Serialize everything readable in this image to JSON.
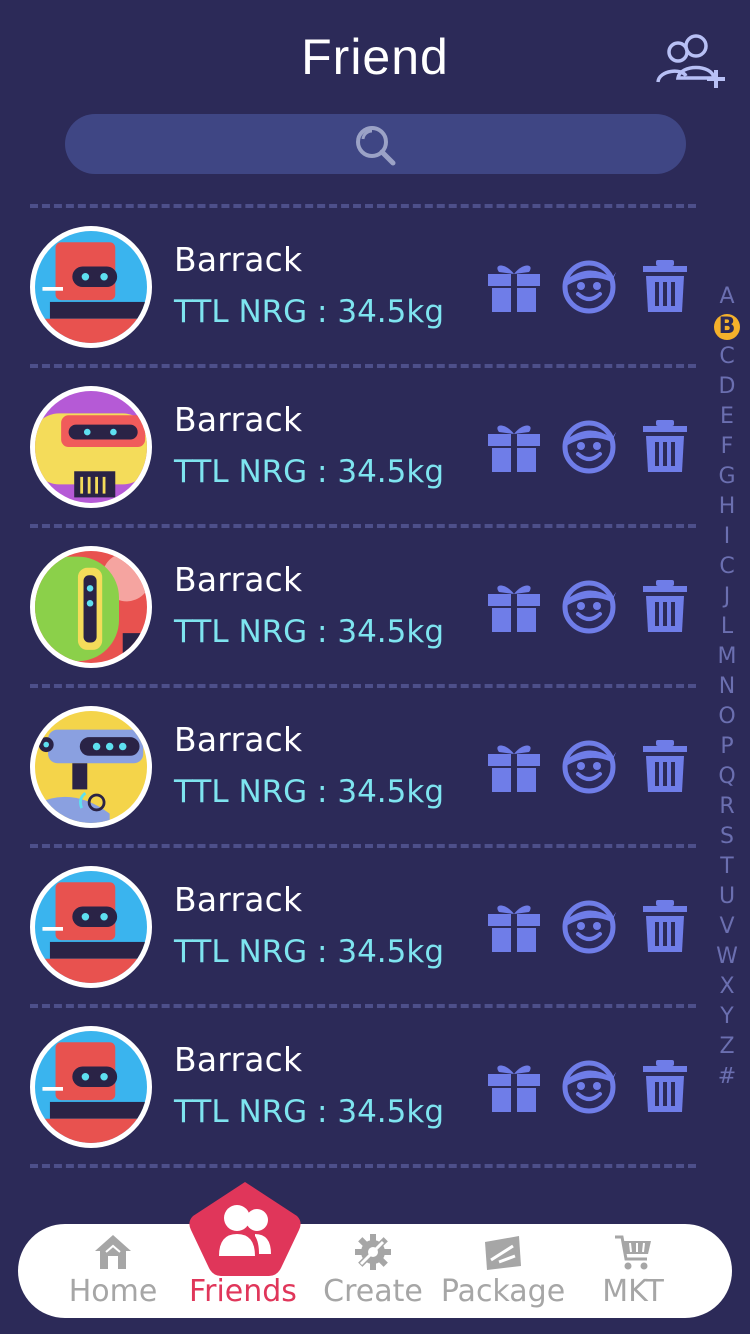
{
  "header": {
    "title": "Friend"
  },
  "search": {
    "placeholder": ""
  },
  "friends": [
    {
      "name": "Barrack",
      "energy": "TTL NRG : 34.5kg",
      "avatar": "red-robot"
    },
    {
      "name": "Barrack",
      "energy": "TTL NRG : 34.5kg",
      "avatar": "yellow-robot"
    },
    {
      "name": "Barrack",
      "energy": "TTL NRG : 34.5kg",
      "avatar": "green-robot"
    },
    {
      "name": "Barrack",
      "energy": "TTL NRG : 34.5kg",
      "avatar": "blue-robot"
    },
    {
      "name": "Barrack",
      "energy": "TTL NRG : 34.5kg",
      "avatar": "red-robot"
    },
    {
      "name": "Barrack",
      "energy": "TTL NRG : 34.5kg",
      "avatar": "red-robot"
    }
  ],
  "alphabet": [
    "A",
    "B",
    "C",
    "D",
    "E",
    "F",
    "G",
    "H",
    "I",
    "C",
    "J",
    "L",
    "M",
    "N",
    "O",
    "P",
    "Q",
    "R",
    "S",
    "T",
    "U",
    "V",
    "W",
    "X",
    "Y",
    "Z",
    "#"
  ],
  "alphabet_active": "B",
  "tabs": [
    {
      "label": "Home",
      "icon": "home-icon"
    },
    {
      "label": "Friends",
      "icon": "friends-icon"
    },
    {
      "label": "Create",
      "icon": "gear-icon"
    },
    {
      "label": "Package",
      "icon": "package-icon"
    },
    {
      "label": "MKT",
      "icon": "cart-icon"
    }
  ],
  "colors": {
    "background": "#2c2a58",
    "accent": "#e0365a",
    "energy_text": "#7ee4ef",
    "action_icons": "#6f7de8",
    "alphabet_highlight": "#f5b12b"
  }
}
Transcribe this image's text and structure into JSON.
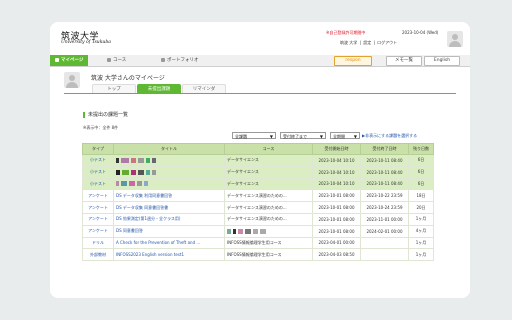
{
  "header": {
    "logo_ja": "筑波大学",
    "logo_en": "University of Tsukuba",
    "alert": "※自己登録許可期間中",
    "date": "2023-10-04 (Wed)",
    "links": [
      "筑波 大学",
      "|",
      "設定",
      "|",
      "ログアウト"
    ]
  },
  "nav": {
    "tabs": [
      {
        "label": "マイページ",
        "icon": "home-icon"
      },
      {
        "label": "コース",
        "icon": "course-icon"
      },
      {
        "label": "ポートフォリオ",
        "icon": "portfolio-icon"
      }
    ],
    "respon": "respon",
    "memo": "メモ一覧",
    "lang": "English"
  },
  "profile": {
    "title": "筑波 大学さんのマイページ",
    "subtabs": [
      "トップ",
      "未提出課題",
      "リマインダ"
    ]
  },
  "tasks": {
    "section_title": "未提出の課題一覧",
    "count": "※表示中：全件 8件",
    "filter_all": "全課題",
    "filter_deadline": "受付終了まで",
    "filter_period": "全期間",
    "show_link": "非表示にする課題を選択する",
    "columns": [
      "タイプ",
      "タイトル",
      "コース",
      "受付開始日時",
      "受付終了日時",
      "残り日数"
    ],
    "rows": [
      {
        "type": "小テスト",
        "title": "",
        "blocks": [
          {
            "c": "#333",
            "w": 3
          },
          {
            "c": "#b07aa8",
            "w": 8
          },
          {
            "c": "#c77",
            "w": 5
          },
          {
            "c": "#999",
            "w": 6
          },
          {
            "c": "#4a6",
            "w": 4
          },
          {
            "c": "#667",
            "w": 4
          }
        ],
        "course": "データサイエンス",
        "start": "2023-10-04 10:10",
        "end": "2023-10-11 08:40",
        "remain": "6日",
        "hl": true
      },
      {
        "type": "小テスト",
        "title": "",
        "blocks": [
          {
            "c": "#222",
            "w": 4
          },
          {
            "c": "#6a3",
            "w": 7
          },
          {
            "c": "#a37",
            "w": 5
          },
          {
            "c": "#555",
            "w": 6
          },
          {
            "c": "#5a9",
            "w": 4
          },
          {
            "c": "#999",
            "w": 4
          }
        ],
        "course": "データサイエンス",
        "start": "2023-10-04 10:10",
        "end": "2023-10-11 08:40",
        "remain": "6日",
        "hl": true
      },
      {
        "type": "小テスト",
        "title": "",
        "blocks": [
          {
            "c": "#b8a",
            "w": 3
          },
          {
            "c": "#59a",
            "w": 6
          },
          {
            "c": "#c6a",
            "w": 6
          },
          {
            "c": "#999",
            "w": 5
          },
          {
            "c": "#8ac",
            "w": 4
          }
        ],
        "course": "データサイエンス",
        "start": "2023-10-04 10:10",
        "end": "2023-10-11 08:40",
        "remain": "6日",
        "hl": true
      },
      {
        "type": "アンケート",
        "title": "DS データ収集 利用同意書回答",
        "blocks": [],
        "course": "データサイエンス演習のための...",
        "start": "2023-10-01 08:00",
        "end": "2023-10-22 23:59",
        "remain": "18日",
        "hl": false
      },
      {
        "type": "アンケート",
        "title": "DS データ収集 同意書回答書",
        "blocks": [],
        "course": "データサイエンス演習のための...",
        "start": "2023-10-01 08:00",
        "end": "2023-10-24 23:59",
        "remain": "20日",
        "hl": false
      },
      {
        "type": "アンケート",
        "title": "DS 効果測定(第1週分・全クラス用)",
        "blocks": [],
        "course": "データサイエンス演習のための...",
        "start": "2023-10-01 08:00",
        "end": "2023-11-01 00:00",
        "remain": "1ヶ月",
        "hl": false
      },
      {
        "type": "アンケート",
        "title": "DS 同意書回答",
        "blocks": [],
        "course": "",
        "courseblocks": [
          {
            "c": "#7a9",
            "w": 4
          },
          {
            "c": "#333",
            "w": 3
          },
          {
            "c": "#c8a",
            "w": 5
          },
          {
            "c": "#777",
            "w": 6
          },
          {
            "c": "#aaa",
            "w": 5
          },
          {
            "c": "#aaa",
            "w": 6
          }
        ],
        "start": "2023-10-01 08:00",
        "end": "2024-02-01 00:00",
        "remain": "4ヶ月",
        "hl": false
      },
      {
        "type": "ドリル",
        "title": "A Check for the Prevention of Theft and ...",
        "blocks": [],
        "course": "INFOSS情報倫理学生用コース",
        "start": "2023-04-01 00:00",
        "end": "",
        "remain": "1ヶ月",
        "hl": false
      },
      {
        "type": "外部教材",
        "title": "INFOSS2023 English version test1",
        "blocks": [],
        "course": "INFOSS情報倫理学生用コース",
        "start": "2023-04-03 08:50",
        "end": "",
        "remain": "1ヶ月",
        "hl": false
      }
    ]
  }
}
■ ■ ■ ■ ■
* _Task_: Go through the listing above and write it all out exactly, leaving out any picture.

* _Result below_:
Serialize everything readable in this image to JSON.
{
  "header": {
    "title": "Friend"
  },
  "search": {
    "placeholder": ""
  },
  "friends": [
    {
      "name": "Barrack",
      "energy": "TTL NRG : 34.5kg",
      "avatar": "red-robot"
    },
    {
      "name": "Barrack",
      "energy": "TTL NRG : 34.5kg",
      "avatar": "yellow-robot"
    },
    {
      "name": "Barrack",
      "energy": "TTL NRG : 34.5kg",
      "avatar": "green-robot"
    },
    {
      "name": "Barrack",
      "energy": "TTL NRG : 34.5kg",
      "avatar": "blue-robot"
    },
    {
      "name": "Barrack",
      "energy": "TTL NRG : 34.5kg",
      "avatar": "red-robot"
    },
    {
      "name": "Barrack",
      "energy": "TTL NRG : 34.5kg",
      "avatar": "red-robot"
    }
  ],
  "alphabet": [
    "A",
    "B",
    "C",
    "D",
    "E",
    "F",
    "G",
    "H",
    "I",
    "C",
    "J",
    "L",
    "M",
    "N",
    "O",
    "P",
    "Q",
    "R",
    "S",
    "T",
    "U",
    "V",
    "W",
    "X",
    "Y",
    "Z",
    "#"
  ],
  "alphabet_active": "B",
  "tabs": [
    {
      "label": "Home",
      "icon": "home-icon"
    },
    {
      "label": "Friends",
      "icon": "friends-icon"
    },
    {
      "label": "Create",
      "icon": "gear-icon"
    },
    {
      "label": "Package",
      "icon": "package-icon"
    },
    {
      "label": "MKT",
      "icon": "cart-icon"
    }
  ],
  "colors": {
    "background": "#2c2a58",
    "accent": "#e0365a",
    "energy_text": "#7ee4ef",
    "action_icons": "#6f7de8",
    "alphabet_highlight": "#f5b12b"
  }
}
Transcribe this image's text and structure into JSON.
{
  "header": {
    "logo_ja": "筑波大学",
    "logo_en": "University of Tsukuba",
    "alert": "※自己登録許可期間中",
    "date": "2023-10-04 (Wed)",
    "links": [
      "筑波 大学",
      "|",
      "設定",
      "|",
      "ログアウト"
    ]
  },
  "nav": {
    "tabs": [
      {
        "label": "マイページ",
        "icon": "home-icon"
      },
      {
        "label": "コース",
        "icon": "course-icon"
      },
      {
        "label": "ポートフォリオ",
        "icon": "portfolio-icon"
      }
    ],
    "respon": "respon",
    "memo": "メモ一覧",
    "lang": "English"
  },
  "profile": {
    "title": "筑波 大学さんのマイページ",
    "subtabs": [
      "トップ",
      "未提出課題",
      "リマインダ"
    ]
  },
  "tasks": {
    "section_title": "未提出の課題一覧",
    "count": "※表示中：全件 8件",
    "filter_all": "全課題",
    "filter_deadline": "受付終了まで",
    "filter_period": "全期間",
    "show_link": "非表示にする課題を選択する",
    "columns": [
      "タイプ",
      "タイトル",
      "コース",
      "受付開始日時",
      "受付終了日時",
      "残り日数"
    ],
    "rows": [
      {
        "type": "小テスト",
        "title": "",
        "blocks": [
          {
            "c": "#333",
            "w": 3
          },
          {
            "c": "#b07aa8",
            "w": 8
          },
          {
            "c": "#c77",
            "w": 5
          },
          {
            "c": "#999",
            "w": 6
          },
          {
            "c": "#4a6",
            "w": 4
          },
          {
            "c": "#667",
            "w": 4
          }
        ],
        "course": "データサイエンス",
        "start": "2023-10-04 10:10",
        "end": "2023-10-11 08:40",
        "remain": "6日",
        "hl": true
      },
      {
        "type": "小テスト",
        "title": "",
        "blocks": [
          {
            "c": "#222",
            "w": 4
          },
          {
            "c": "#6a3",
            "w": 7
          },
          {
            "c": "#a37",
            "w": 5
          },
          {
            "c": "#555",
            "w": 6
          },
          {
            "c": "#5a9",
            "w": 4
          },
          {
            "c": "#999",
            "w": 4
          }
        ],
        "course": "データサイエンス",
        "start": "2023-10-04 10:10",
        "end": "2023-10-11 08:40",
        "remain": "6日",
        "hl": true
      },
      {
        "type": "小テスト",
        "title": "",
        "blocks": [
          {
            "c": "#b8a",
            "w": 3
          },
          {
            "c": "#59a",
            "w": 6
          },
          {
            "c": "#c6a",
            "w": 6
          },
          {
            "c": "#999",
            "w": 5
          },
          {
            "c": "#8ac",
            "w": 4
          }
        ],
        "course": "データサイエンス",
        "start": "2023-10-04 10:10",
        "end": "2023-10-11 08:40",
        "remain": "6日",
        "hl": true
      },
      {
        "type": "アンケート",
        "title": "DS データ収集 利用同意書回答",
        "blocks": [],
        "course": "データサイエンス演習のための...",
        "start": "2023-10-01 08:00",
        "end": "2023-10-22 23:59",
        "remain": "18日",
        "hl": false
      },
      {
        "type": "アンケート",
        "title": "DS データ収集 同意書回答書",
        "blocks": [],
        "course": "データサイエンス演習のための...",
        "start": "2023-10-01 08:00",
        "end": "2023-10-24 23:59",
        "remain": "20日",
        "hl": false
      },
      {
        "type": "アンケート",
        "title": "DS 効果測定(第1週分・全クラス用)",
        "blocks": [],
        "course": "データサイエンス演習のための...",
        "start": "2023-10-01 08:00",
        "end": "2023-11-01 00:00",
        "remain": "1ヶ月",
        "hl": false
      },
      {
        "type": "アンケート",
        "title": "DS 同意書回答",
        "blocks": [],
        "course": "",
        "courseblocks": [
          {
            "c": "#7a9",
            "w": 4
          },
          {
            "c": "#333",
            "w": 3
          },
          {
            "c": "#c8a",
            "w": 5
          },
          {
            "c": "#777",
            "w": 6
          },
          {
            "c": "#aaa",
            "w": 5
          },
          {
            "c": "#aaa",
            "w": 6
          }
        ],
        "start": "2023-10-01 08:00",
        "end": "2024-02-01 00:00",
        "remain": "4ヶ月",
        "hl": false
      },
      {
        "type": "ドリル",
        "title": "A Check for the Prevention of Theft and ...",
        "blocks": [],
        "course": "INFOSS情報倫理学生用コース",
        "start": "2023-04-01 00:00",
        "end": "",
        "remain": "1ヶ月",
        "hl": false
      },
      {
        "type": "外部教材",
        "title": "INFOSS2023 English version test1",
        "blocks": [],
        "course": "INFOSS情報倫理学生用コース",
        "start": "2023-04-03 08:50",
        "end": "",
        "remain": "1ヶ月",
        "hl": false
      }
    ]
  }
}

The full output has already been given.